*What is being asked*
Produce a word-for-word copy of the listing below without its pictures.

*Dataset records*
------------------------------------------------------------------------

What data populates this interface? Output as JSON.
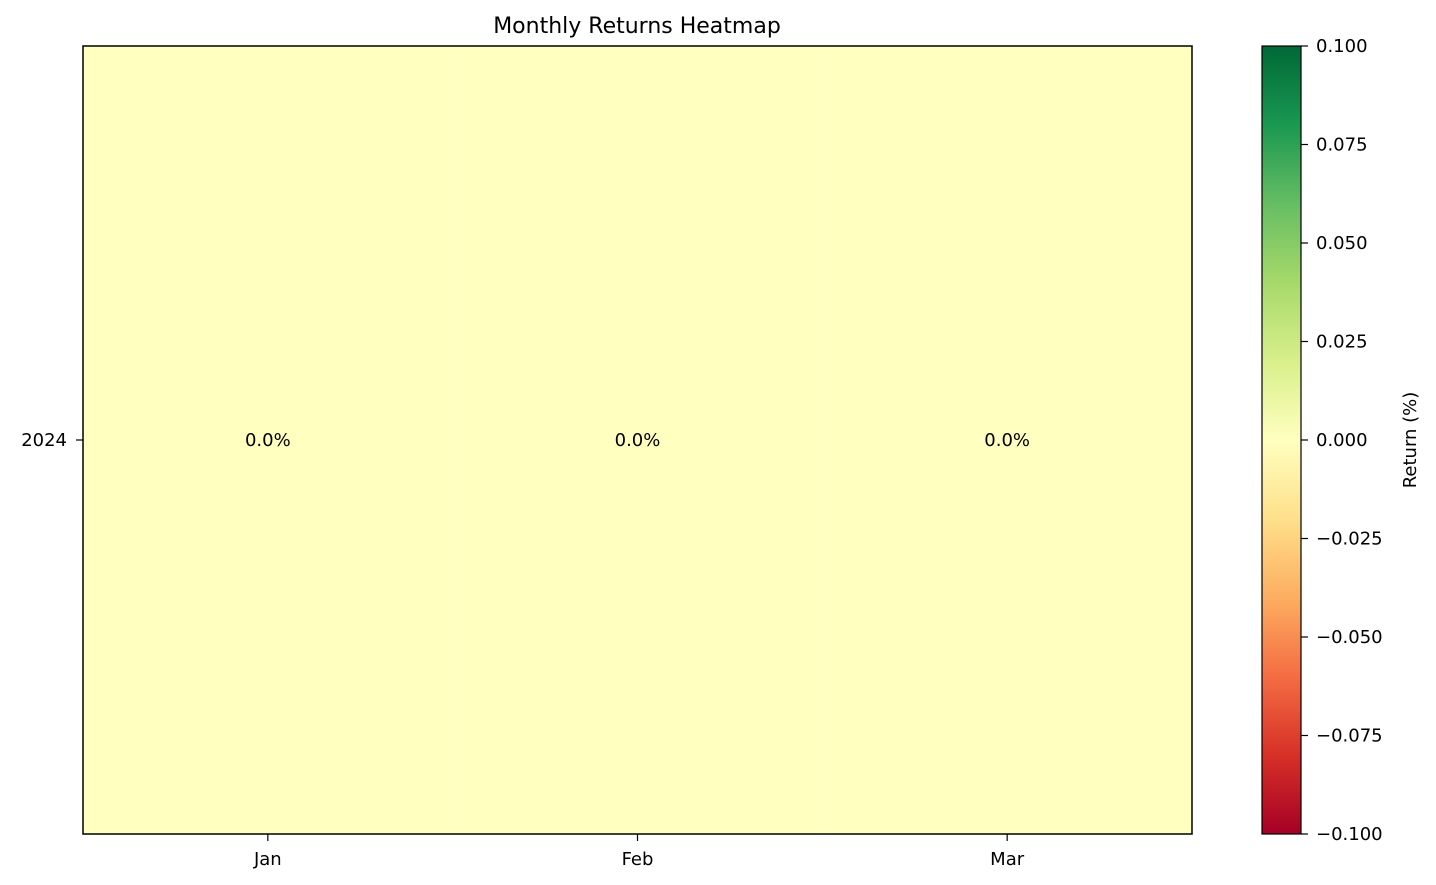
{
  "chart_data": {
    "type": "heatmap",
    "title": "Monthly Returns Heatmap",
    "x_categories": [
      "Jan",
      "Feb",
      "Mar"
    ],
    "y_categories": [
      "2024"
    ],
    "values": [
      [
        0.0,
        0.0,
        0.0
      ]
    ],
    "cell_labels": [
      [
        "0.0%",
        "0.0%",
        "0.0%"
      ]
    ],
    "colormap": "RdYlGn",
    "color_range": [
      -0.1,
      0.1
    ],
    "colorbar": {
      "label": "Return (%)",
      "ticks": [
        0.1,
        0.075,
        0.05,
        0.025,
        0.0,
        -0.025,
        -0.05,
        -0.075,
        -0.1
      ],
      "tick_labels": [
        "0.100",
        "0.075",
        "0.050",
        "0.025",
        "0.000",
        "−0.025",
        "−0.050",
        "−0.075",
        "−0.100"
      ]
    },
    "colormap_stops": [
      "#a50026",
      "#d73027",
      "#f46d43",
      "#fdae61",
      "#fee08b",
      "#ffffbf",
      "#d9ef8b",
      "#a6d96a",
      "#66bd63",
      "#1a9850",
      "#006837"
    ],
    "cell_color": "#ffffbf"
  }
}
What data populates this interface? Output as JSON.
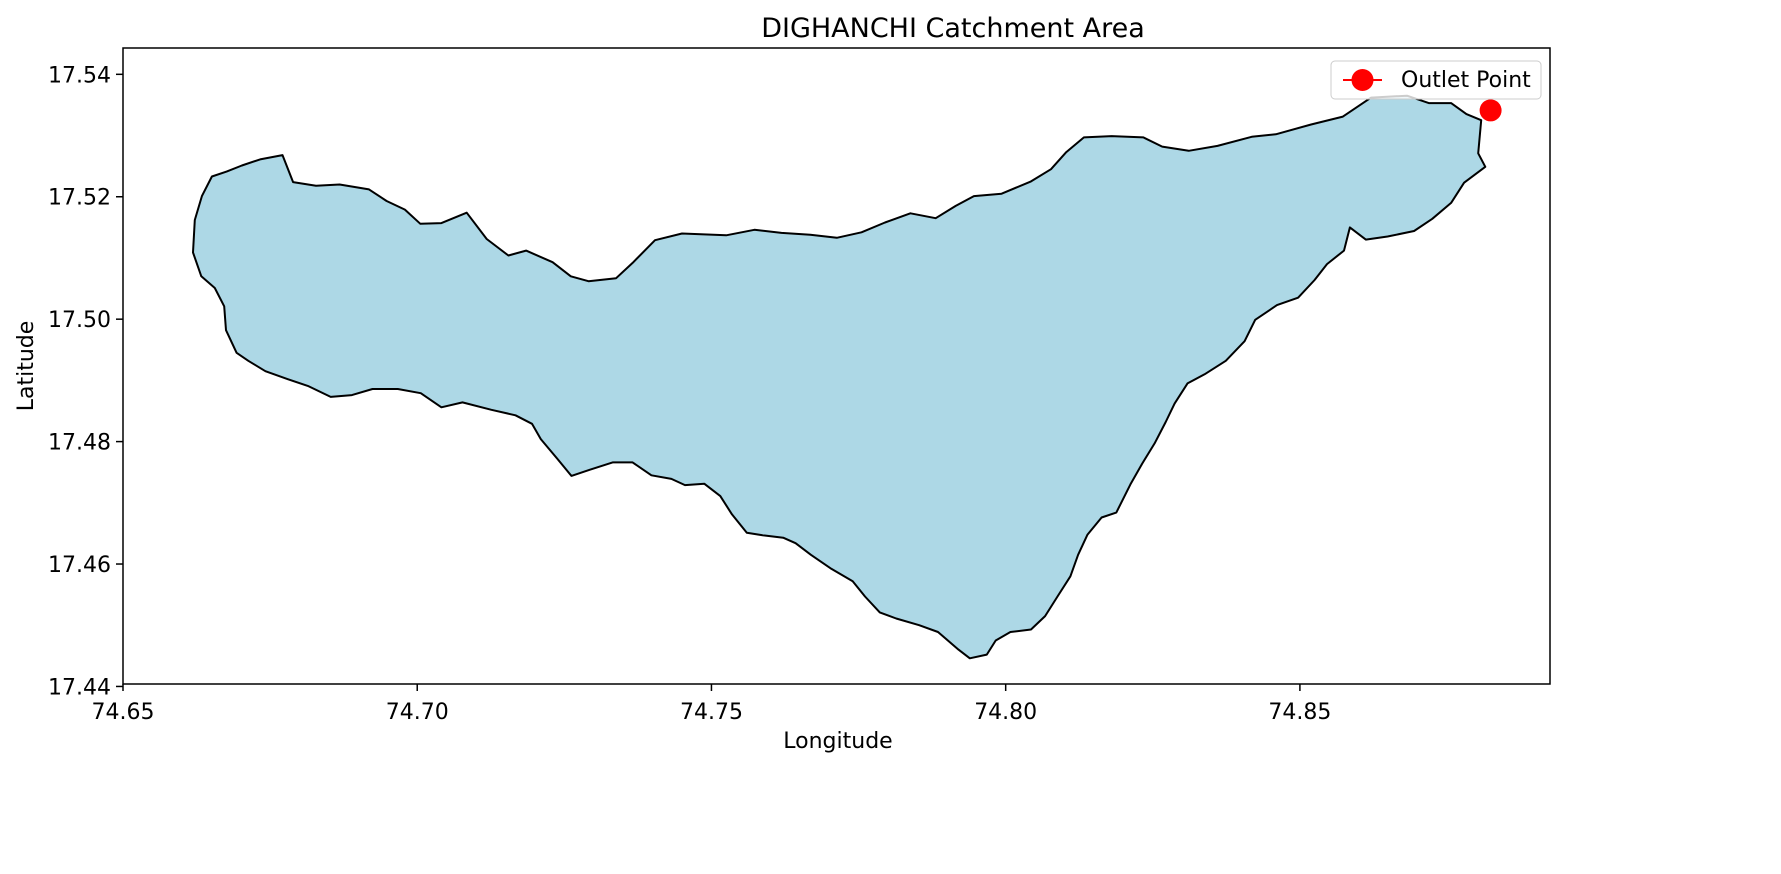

------------------------------------------------------------------------

*Finished exercise*
What data populates this interface? Output as JSON.
{
  "chart_data": {
    "type": "heatmap",
    "title": "Monthly Returns Heatmap",
    "x_categories": [
      "Jan",
      "Feb",
      "Mar"
    ],
    "y_categories": [
      "2024"
    ],
    "values": [
      [
        0.0,
        0.0,
        0.0
      ]
    ],
    "cell_labels": [
      [
        "0.0%",
        "0.0%",
        "0.0%"
      ]
    ],
    "colormap": "RdYlGn",
    "color_range": [
      -0.1,
      0.1
    ],
    "colorbar": {
      "label": "Return (%)",
      "ticks": [
        0.1,
        0.075,
        0.05,
        0.025,
        0.0,
        -0.025,
        -0.05,
        -0.075,
        -0.1
      ],
      "tick_labels": [
        "0.100",
        "0.075",
        "0.050",
        "0.025",
        "0.000",
        "−0.025",
        "−0.050",
        "−0.075",
        "−0.100"
      ]
    },
    "colormap_stops": [
      "#a50026",
      "#d73027",
      "#f46d43",
      "#fdae61",
      "#fee08b",
      "#ffffbf",
      "#d9ef8b",
      "#a6d96a",
      "#66bd63",
      "#1a9850",
      "#006837"
    ],
    "cell_color": "#ffffbf"
  }
}
What data populates this interface? Output as JSON.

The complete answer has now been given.